> **Stored data**:
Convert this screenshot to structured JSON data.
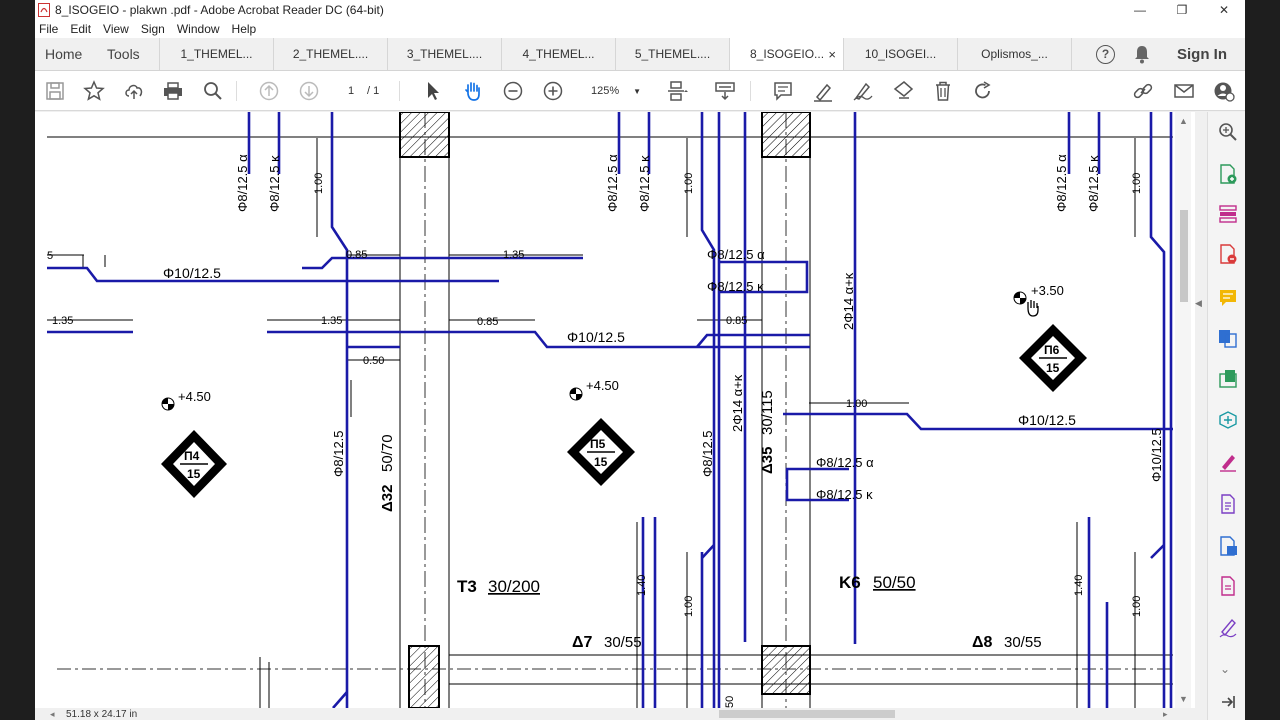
{
  "window": {
    "title": "8_ISOGEIO - plakwn .pdf - Adobe Acrobat Reader DC (64-bit)",
    "minimize": "—",
    "restore": "❐",
    "close": "✕"
  },
  "menu": [
    "File",
    "Edit",
    "View",
    "Sign",
    "Window",
    "Help"
  ],
  "tabs": {
    "home": "Home",
    "tools": "Tools",
    "docs": [
      "1_THEMEL...",
      "2_THEMEL....",
      "3_THEMEL....",
      "4_THEMEL...",
      "5_THEMEL....",
      "8_ISOGEIO...",
      "10_ISOGEI...",
      "Oplismos_..."
    ],
    "active_index": 5,
    "close_glyph": "×",
    "help": "?",
    "sign_in": "Sign In"
  },
  "toolbar": {
    "page_current": "1",
    "page_total": "/ 1",
    "zoom": "125%"
  },
  "status": {
    "page_size": "51.18 x 24.17 in"
  },
  "drawing": {
    "labels": {
      "f8a_1": "Φ8/12.5 α",
      "f8k_1": "Φ8/12.5 κ",
      "d100_1": "1.00",
      "f8a_2": "Φ8/12.5 α",
      "f8k_2": "Φ8/12.5 κ",
      "d100_2": "1.00",
      "f8a_3": "Φ8/12.5 α",
      "f8k_3": "Φ8/12.5 κ",
      "d100_3": "1.00",
      "d5": "5",
      "f10_top": "Φ10/12.5",
      "d085_1": "0.85",
      "d135_1": "1.35",
      "f8a_h": "Φ8/12.5 α",
      "f8k_h": "Φ8/12.5 κ",
      "f14ak_1": "2Φ14 α+κ",
      "elev_350": "+3.50",
      "p6_top": "Π6",
      "p6_bot": "15",
      "d135_2": "1.35",
      "d135_3": "1.35",
      "d085_2": "0.85",
      "d085_3": "0.85",
      "f10_mid": "Φ10/12.5",
      "d050": "0.50",
      "elev_450_1": "+4.50",
      "p4_top": "Π4",
      "p4_bot": "15",
      "elev_450_2": "+4.50",
      "p5_top": "Π5",
      "p5_bot": "15",
      "f8_12_1": "Φ8/12.5",
      "d32": "Δ32",
      "d32_dim": "50/70",
      "f8_12_2": "Φ8/12.5",
      "f14ak_2": "2Φ14 α+κ",
      "d35": "Δ35",
      "d35_dim": "30/115",
      "d100_mid": "1.00",
      "f10_right": "Φ10/12.5",
      "f10_12_edge": "Φ10/12.5",
      "f8a_4": "Φ8/12.5 α",
      "f8k_4": "Φ8/12.5 κ",
      "t3": "Τ3",
      "t3_dim": "30/200",
      "k6": "Κ6",
      "k6_dim": "50/50",
      "d140_1": "1.40",
      "d100_4": "1.00",
      "d140_2": "1.40",
      "d100_5": "1.00",
      "d7": "Δ7",
      "d7_dim": "30/55",
      "d8": "Δ8",
      "d8_dim": "30/55",
      "d50_bot": "50"
    }
  }
}
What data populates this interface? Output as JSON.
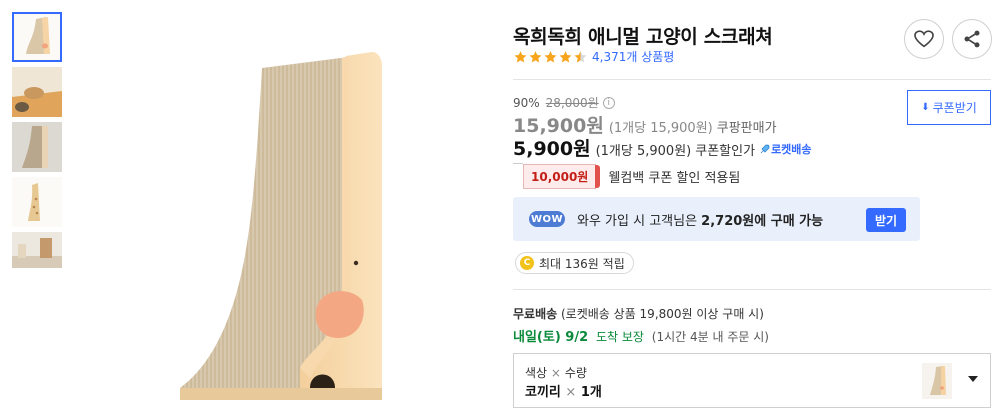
{
  "product": {
    "title": "옥희독희 애니멀 고양이 스크래쳐",
    "rating": 4.5,
    "review_count": "4,371개 상품평"
  },
  "thumbnails": [
    {
      "name": "elephant-scratcher-front",
      "active": true
    },
    {
      "name": "cat-on-scratcher"
    },
    {
      "name": "scratcher-side-gray"
    },
    {
      "name": "giraffe-scratcher"
    },
    {
      "name": "room-scene"
    }
  ],
  "pricing": {
    "discount_rate": "90%",
    "original_price": "28,000원",
    "coupang_price": "15,900원",
    "coupang_unit": "(1개당 15,900원)",
    "coupang_label": "쿠팡판매가",
    "coupon_price": "5,900원",
    "coupon_unit": "(1개당 5,900원)",
    "coupon_label": "쿠폰할인가",
    "rocket_label": "로켓배송"
  },
  "coupon_button": {
    "label": "쿠폰받기"
  },
  "welcome": {
    "badge": "10,000원",
    "text": "웰컴백 쿠폰 할인 적용됨"
  },
  "wow": {
    "badge": "WOW",
    "text_prefix": "와우 가입 시 고객님은 ",
    "text_amount": "2,720원에 구매 가능",
    "button": "받기"
  },
  "cash": {
    "coin": "C",
    "text": "최대 136원 적립"
  },
  "shipping": {
    "free_label": "무료배송",
    "free_detail": "(로켓배송 상품 19,800원 이상 구매 시)",
    "arrival": "내일(토) 9/2",
    "arrival_label": "도착 보장",
    "arrival_note": "(1시간 4분 내 주문 시)"
  },
  "option": {
    "header_a": "색상",
    "header_x": "×",
    "header_b": "수량",
    "value_a": "코끼리",
    "value_x": "×",
    "value_b": "1개"
  },
  "colors": {
    "accent": "#346aff",
    "welcome_red": "#c31f17",
    "arrival_green": "#0a8a3a",
    "star": "#f6a51c"
  }
}
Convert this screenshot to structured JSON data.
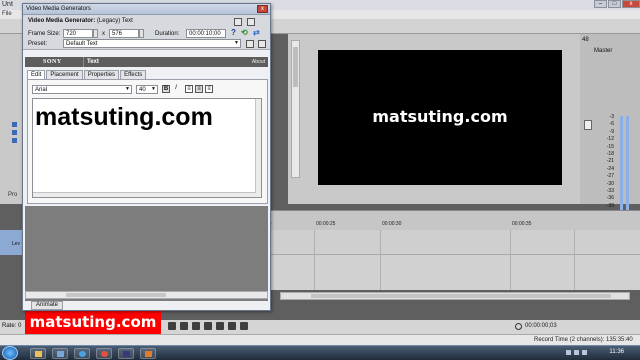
{
  "host": {
    "title": "Unt",
    "menu": "File",
    "tab_project": "Pro",
    "track_label": "Lev",
    "preview_text": "matsuting.com",
    "master": {
      "label": "Master",
      "value": "48"
    },
    "meter_scale": [
      "-3",
      "-6",
      "-9",
      "-12",
      "-15",
      "-18",
      "-21",
      "-24",
      "-27",
      "-30",
      "-33",
      "-36",
      "-39",
      "-42",
      "-45",
      "-48",
      "-51",
      "-54",
      "-57"
    ],
    "meter_bottom": [
      "0.0",
      "0.0"
    ],
    "meter_inf": [
      "-Inf.",
      "-Inf."
    ],
    "ruler_times": [
      "00:00:10",
      "00:00:15",
      "00:00:20",
      "00:00:25",
      "00:00:30",
      "00:00:35"
    ],
    "rate": "Rate: 0",
    "timecode": "00:00:00;03",
    "record_time": "Record Time (2 channels): 135:35:40"
  },
  "watermark": "matsuting.com",
  "taskbar": {
    "clock": "11:36"
  },
  "dialog": {
    "title": "Video Media Generators",
    "close": "x",
    "generator_label": "Video Media Generator:",
    "generator_value": "(Legacy) Text",
    "frame_size_label": "Frame Size:",
    "frame_width": "720",
    "x_label": "x",
    "frame_height": "576",
    "duration_label": "Duration:",
    "duration_value": "00:00:10;00",
    "preset_label": "Preset:",
    "preset_value": "Default Text",
    "plugin_brand": "SONY",
    "plugin_name": "Text",
    "about": "About",
    "tabs": [
      "Edit",
      "Placement",
      "Properties",
      "Effects"
    ],
    "font": "Arial",
    "font_size": "40",
    "bold": "B",
    "italic": "I",
    "content_text": "matsuting.com",
    "animate_tab": "Animate"
  }
}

> **SET PROBLEM**: Look through the records and gather each line with the word "scratcher".

> **WORKED SOLUTION**:
      "name": "elephant-scratcher-front",
      "name": "cat-on-scratcher"
      "name": "scratcher-side-gray"
      "name": "giraffe-scratcher"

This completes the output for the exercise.